Records excerpted from a collection:
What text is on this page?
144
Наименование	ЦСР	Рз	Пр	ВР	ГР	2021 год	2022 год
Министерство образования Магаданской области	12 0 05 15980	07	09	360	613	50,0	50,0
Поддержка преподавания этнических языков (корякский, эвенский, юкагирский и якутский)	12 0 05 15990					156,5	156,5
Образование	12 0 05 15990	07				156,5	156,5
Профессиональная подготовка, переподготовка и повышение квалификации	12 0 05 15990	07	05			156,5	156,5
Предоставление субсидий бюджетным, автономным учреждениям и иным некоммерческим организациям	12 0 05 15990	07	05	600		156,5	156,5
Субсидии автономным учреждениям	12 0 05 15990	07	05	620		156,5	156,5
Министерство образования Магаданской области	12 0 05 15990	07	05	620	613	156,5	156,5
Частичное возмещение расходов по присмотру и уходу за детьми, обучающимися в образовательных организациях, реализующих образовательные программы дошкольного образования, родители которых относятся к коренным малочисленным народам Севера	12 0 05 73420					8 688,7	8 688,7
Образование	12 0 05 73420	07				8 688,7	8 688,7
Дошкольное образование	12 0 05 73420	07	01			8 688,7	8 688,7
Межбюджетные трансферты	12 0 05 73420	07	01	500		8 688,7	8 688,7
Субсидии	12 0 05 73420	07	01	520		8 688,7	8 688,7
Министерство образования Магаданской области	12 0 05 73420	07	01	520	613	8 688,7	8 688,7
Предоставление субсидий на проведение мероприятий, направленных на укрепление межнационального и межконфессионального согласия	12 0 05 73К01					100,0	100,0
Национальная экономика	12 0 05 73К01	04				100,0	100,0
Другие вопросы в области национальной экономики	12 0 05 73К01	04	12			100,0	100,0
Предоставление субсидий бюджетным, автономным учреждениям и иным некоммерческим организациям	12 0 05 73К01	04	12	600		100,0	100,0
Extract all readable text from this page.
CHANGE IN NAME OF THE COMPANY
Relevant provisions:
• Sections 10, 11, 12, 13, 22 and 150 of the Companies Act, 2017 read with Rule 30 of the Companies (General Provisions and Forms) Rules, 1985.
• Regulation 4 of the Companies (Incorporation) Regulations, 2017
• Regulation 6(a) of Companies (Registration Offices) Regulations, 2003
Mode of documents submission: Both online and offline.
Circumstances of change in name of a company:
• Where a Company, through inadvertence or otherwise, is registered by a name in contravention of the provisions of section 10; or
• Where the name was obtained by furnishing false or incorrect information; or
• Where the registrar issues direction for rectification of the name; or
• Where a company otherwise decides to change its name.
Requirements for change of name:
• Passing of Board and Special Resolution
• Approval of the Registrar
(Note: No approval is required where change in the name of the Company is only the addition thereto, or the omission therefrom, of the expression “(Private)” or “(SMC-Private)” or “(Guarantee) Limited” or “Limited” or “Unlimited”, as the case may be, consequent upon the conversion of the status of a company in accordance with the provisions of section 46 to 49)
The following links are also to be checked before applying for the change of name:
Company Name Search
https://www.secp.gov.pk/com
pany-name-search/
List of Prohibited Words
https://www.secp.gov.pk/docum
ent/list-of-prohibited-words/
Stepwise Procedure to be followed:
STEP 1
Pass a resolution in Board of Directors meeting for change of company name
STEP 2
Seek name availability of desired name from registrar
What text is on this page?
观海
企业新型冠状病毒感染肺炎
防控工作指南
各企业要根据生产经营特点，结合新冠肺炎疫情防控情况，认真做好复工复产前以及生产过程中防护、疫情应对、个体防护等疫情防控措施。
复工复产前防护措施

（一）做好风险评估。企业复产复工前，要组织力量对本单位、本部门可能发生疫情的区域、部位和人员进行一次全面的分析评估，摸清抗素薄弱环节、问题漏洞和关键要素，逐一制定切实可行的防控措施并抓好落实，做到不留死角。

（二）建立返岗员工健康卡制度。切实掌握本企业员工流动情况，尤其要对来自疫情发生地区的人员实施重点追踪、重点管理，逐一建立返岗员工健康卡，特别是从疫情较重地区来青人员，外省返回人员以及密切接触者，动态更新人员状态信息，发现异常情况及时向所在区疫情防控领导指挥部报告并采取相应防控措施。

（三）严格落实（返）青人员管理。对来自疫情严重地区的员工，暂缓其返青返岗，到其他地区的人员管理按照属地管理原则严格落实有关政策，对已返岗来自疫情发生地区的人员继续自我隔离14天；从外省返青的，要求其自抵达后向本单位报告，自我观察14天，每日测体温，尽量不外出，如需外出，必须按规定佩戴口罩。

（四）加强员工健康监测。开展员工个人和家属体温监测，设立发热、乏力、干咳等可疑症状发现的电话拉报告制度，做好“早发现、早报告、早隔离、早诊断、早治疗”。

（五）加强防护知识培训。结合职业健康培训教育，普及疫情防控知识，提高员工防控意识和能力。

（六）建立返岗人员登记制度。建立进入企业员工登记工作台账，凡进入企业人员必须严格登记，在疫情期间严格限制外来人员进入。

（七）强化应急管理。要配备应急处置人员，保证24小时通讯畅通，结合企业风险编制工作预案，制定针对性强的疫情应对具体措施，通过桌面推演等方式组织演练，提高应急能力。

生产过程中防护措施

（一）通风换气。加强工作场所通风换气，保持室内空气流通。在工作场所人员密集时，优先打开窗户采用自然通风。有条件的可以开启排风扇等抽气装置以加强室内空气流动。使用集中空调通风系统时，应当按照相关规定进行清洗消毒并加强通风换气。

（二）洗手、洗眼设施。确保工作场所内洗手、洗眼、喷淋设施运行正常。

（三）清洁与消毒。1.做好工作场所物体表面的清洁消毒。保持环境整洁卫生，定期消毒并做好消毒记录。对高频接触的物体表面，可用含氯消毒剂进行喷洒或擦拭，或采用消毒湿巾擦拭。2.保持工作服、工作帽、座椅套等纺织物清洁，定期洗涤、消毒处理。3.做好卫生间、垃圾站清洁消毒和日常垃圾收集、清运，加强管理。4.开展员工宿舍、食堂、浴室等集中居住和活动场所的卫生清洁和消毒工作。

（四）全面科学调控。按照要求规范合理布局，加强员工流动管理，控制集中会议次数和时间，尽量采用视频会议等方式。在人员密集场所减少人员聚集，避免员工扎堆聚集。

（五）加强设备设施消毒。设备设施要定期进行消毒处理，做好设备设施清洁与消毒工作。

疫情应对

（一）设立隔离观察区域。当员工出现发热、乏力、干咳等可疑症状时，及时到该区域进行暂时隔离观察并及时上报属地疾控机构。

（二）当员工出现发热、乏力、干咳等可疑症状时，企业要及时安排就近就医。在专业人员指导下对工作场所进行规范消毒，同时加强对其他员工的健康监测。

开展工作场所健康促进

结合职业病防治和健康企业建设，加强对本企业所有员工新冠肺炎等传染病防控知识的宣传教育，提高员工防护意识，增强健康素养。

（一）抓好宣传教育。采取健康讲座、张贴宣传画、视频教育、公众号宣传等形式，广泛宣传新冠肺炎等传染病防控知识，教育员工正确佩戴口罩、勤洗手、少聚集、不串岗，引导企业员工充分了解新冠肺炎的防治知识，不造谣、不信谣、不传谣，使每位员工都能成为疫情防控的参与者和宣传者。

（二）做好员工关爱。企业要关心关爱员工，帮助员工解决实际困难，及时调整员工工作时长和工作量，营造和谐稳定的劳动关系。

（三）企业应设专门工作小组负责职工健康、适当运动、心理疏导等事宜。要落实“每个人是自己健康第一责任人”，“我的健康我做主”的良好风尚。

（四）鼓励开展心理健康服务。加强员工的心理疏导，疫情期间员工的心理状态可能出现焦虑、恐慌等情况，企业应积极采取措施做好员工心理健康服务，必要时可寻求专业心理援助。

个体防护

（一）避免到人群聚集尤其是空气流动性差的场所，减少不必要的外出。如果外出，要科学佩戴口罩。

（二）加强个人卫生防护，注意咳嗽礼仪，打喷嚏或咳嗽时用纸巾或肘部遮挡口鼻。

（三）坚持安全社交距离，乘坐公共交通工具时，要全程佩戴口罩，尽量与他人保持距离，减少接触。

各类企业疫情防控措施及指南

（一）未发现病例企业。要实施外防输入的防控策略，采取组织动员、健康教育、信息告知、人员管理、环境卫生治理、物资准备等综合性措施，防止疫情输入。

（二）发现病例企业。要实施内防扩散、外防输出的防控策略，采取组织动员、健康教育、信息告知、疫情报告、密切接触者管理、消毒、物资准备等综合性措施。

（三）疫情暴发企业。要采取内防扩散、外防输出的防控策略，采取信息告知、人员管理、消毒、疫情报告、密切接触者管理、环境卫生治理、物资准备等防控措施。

Problem requirements
Look through the material and copy each line that has "Regulation".

Task result
• Regulation 4 of the Companies (Incorporation) Regulations, 2017
• Regulation 6(a) of Companies (Registration Offices) Regulations, 2003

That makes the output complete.